[Raw records]
<<<<

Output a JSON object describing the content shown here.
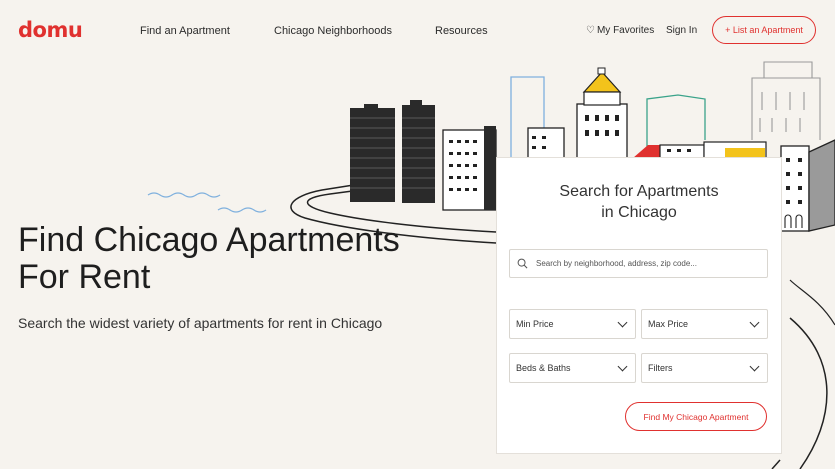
{
  "brand": {
    "logo": "domu",
    "accent": "#e0312f"
  },
  "nav": {
    "find_apartment": "Find an Apartment",
    "neighborhoods": "Chicago Neighborhoods",
    "resources": "Resources",
    "favorites": "My Favorites",
    "sign_in": "Sign In",
    "list_apartment": "+ List an Apartment"
  },
  "hero": {
    "title": "Find Chicago Apartments For Rent",
    "subtitle": "Search the widest variety of apartments for rent in Chicago"
  },
  "search_card": {
    "title_line1": "Search for Apartments",
    "title_line2": "in Chicago",
    "search_placeholder": "Search by neighborhood, address, zip code...",
    "min_price": "Min Price",
    "max_price": "Max Price",
    "beds_baths": "Beds & Baths",
    "filters": "Filters",
    "submit": "Find My Chicago Apartment"
  },
  "icons": [
    "heart-icon",
    "search-icon",
    "chevron-down-icon"
  ]
}
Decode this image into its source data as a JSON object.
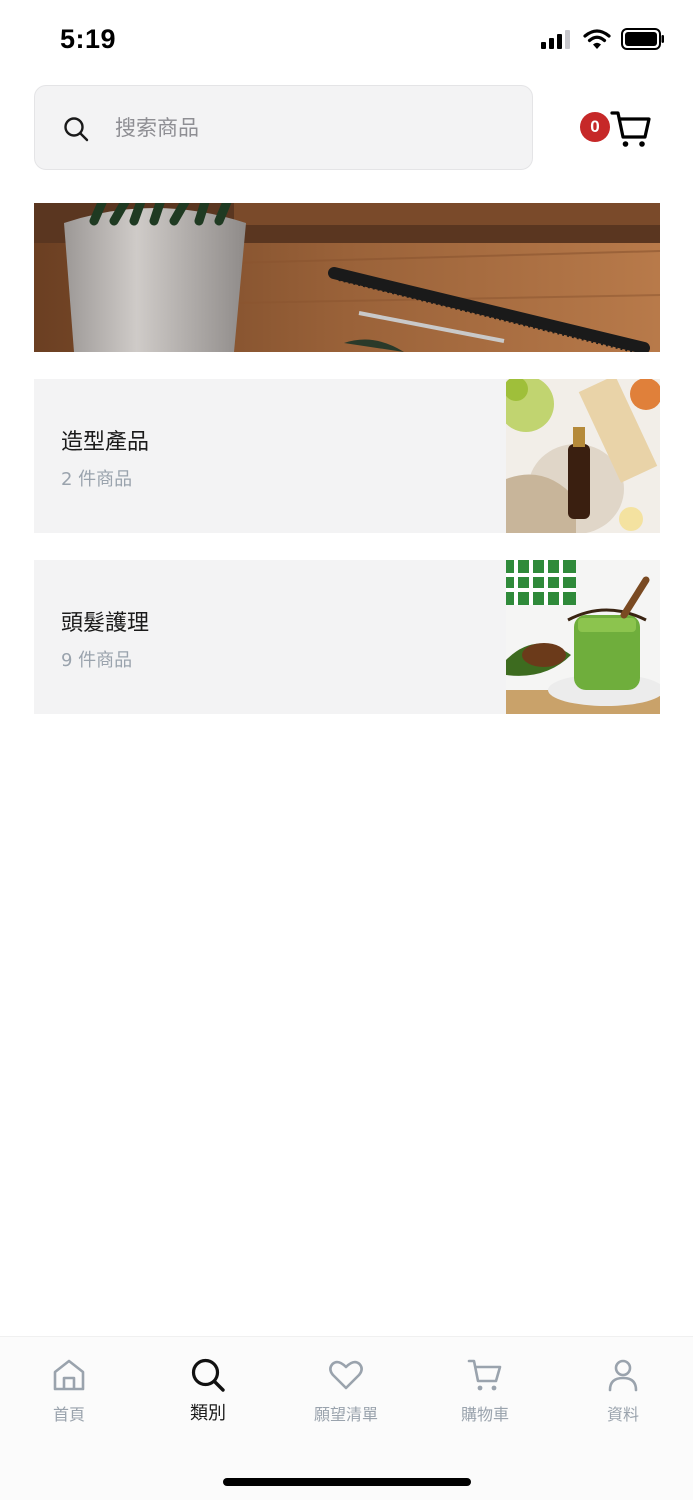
{
  "status_bar": {
    "time": "5:19"
  },
  "search": {
    "placeholder": "搜索商品",
    "value": ""
  },
  "cart": {
    "count": "0"
  },
  "categories": [
    {
      "name": "造型產品",
      "count": "2 件商品"
    },
    {
      "name": "頭髮護理",
      "count": "9 件商品"
    }
  ],
  "tab_bar": {
    "items": [
      {
        "label": "首頁",
        "icon": "home-icon"
      },
      {
        "label": "類別",
        "icon": "search-icon"
      },
      {
        "label": "願望清單",
        "icon": "heart-icon"
      },
      {
        "label": "購物車",
        "icon": "cart-icon"
      },
      {
        "label": "資料",
        "icon": "user-icon"
      }
    ],
    "active": "類別"
  },
  "colors": {
    "badge": "#c62828",
    "card_background": "#f3f3f4",
    "muted_text": "#9aa3ad",
    "active_tab": "#1a1a1a"
  }
}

>>>>

EXERCISE AIM: Quote the preceding listing precisely and completely, omitting its images.

TASK RESULT:
Output a JSON object describing the content shown here.
{
  "brand": {
    "logo": "domu",
    "accent": "#e0312f"
  },
  "nav": {
    "find_apartment": "Find an Apartment",
    "neighborhoods": "Chicago Neighborhoods",
    "resources": "Resources",
    "favorites": "My Favorites",
    "sign_in": "Sign In",
    "list_apartment": "+ List an Apartment"
  },
  "hero": {
    "title": "Find Chicago Apartments For Rent",
    "subtitle": "Search the widest variety of apartments for rent in Chicago"
  },
  "search_card": {
    "title_line1": "Search for Apartments",
    "title_line2": "in Chicago",
    "search_placeholder": "Search by neighborhood, address, zip code...",
    "min_price": "Min Price",
    "max_price": "Max Price",
    "beds_baths": "Beds & Baths",
    "filters": "Filters",
    "submit": "Find My Chicago Apartment"
  },
  "icons": [
    "heart-icon",
    "search-icon",
    "chevron-down-icon"
  ]
}
Decode this image into its source data as a JSON object.
{
  "status_bar": {
    "time": "5:19"
  },
  "search": {
    "placeholder": "搜索商品",
    "value": ""
  },
  "cart": {
    "count": "0"
  },
  "categories": [
    {
      "name": "造型產品",
      "count": "2 件商品"
    },
    {
      "name": "頭髮護理",
      "count": "9 件商品"
    }
  ],
  "tab_bar": {
    "items": [
      {
        "label": "首頁",
        "icon": "home-icon"
      },
      {
        "label": "類別",
        "icon": "search-icon"
      },
      {
        "label": "願望清單",
        "icon": "heart-icon"
      },
      {
        "label": "購物車",
        "icon": "cart-icon"
      },
      {
        "label": "資料",
        "icon": "user-icon"
      }
    ],
    "active": "類別"
  },
  "colors": {
    "badge": "#c62828",
    "card_background": "#f3f3f4",
    "muted_text": "#9aa3ad",
    "active_tab": "#1a1a1a"
  }
}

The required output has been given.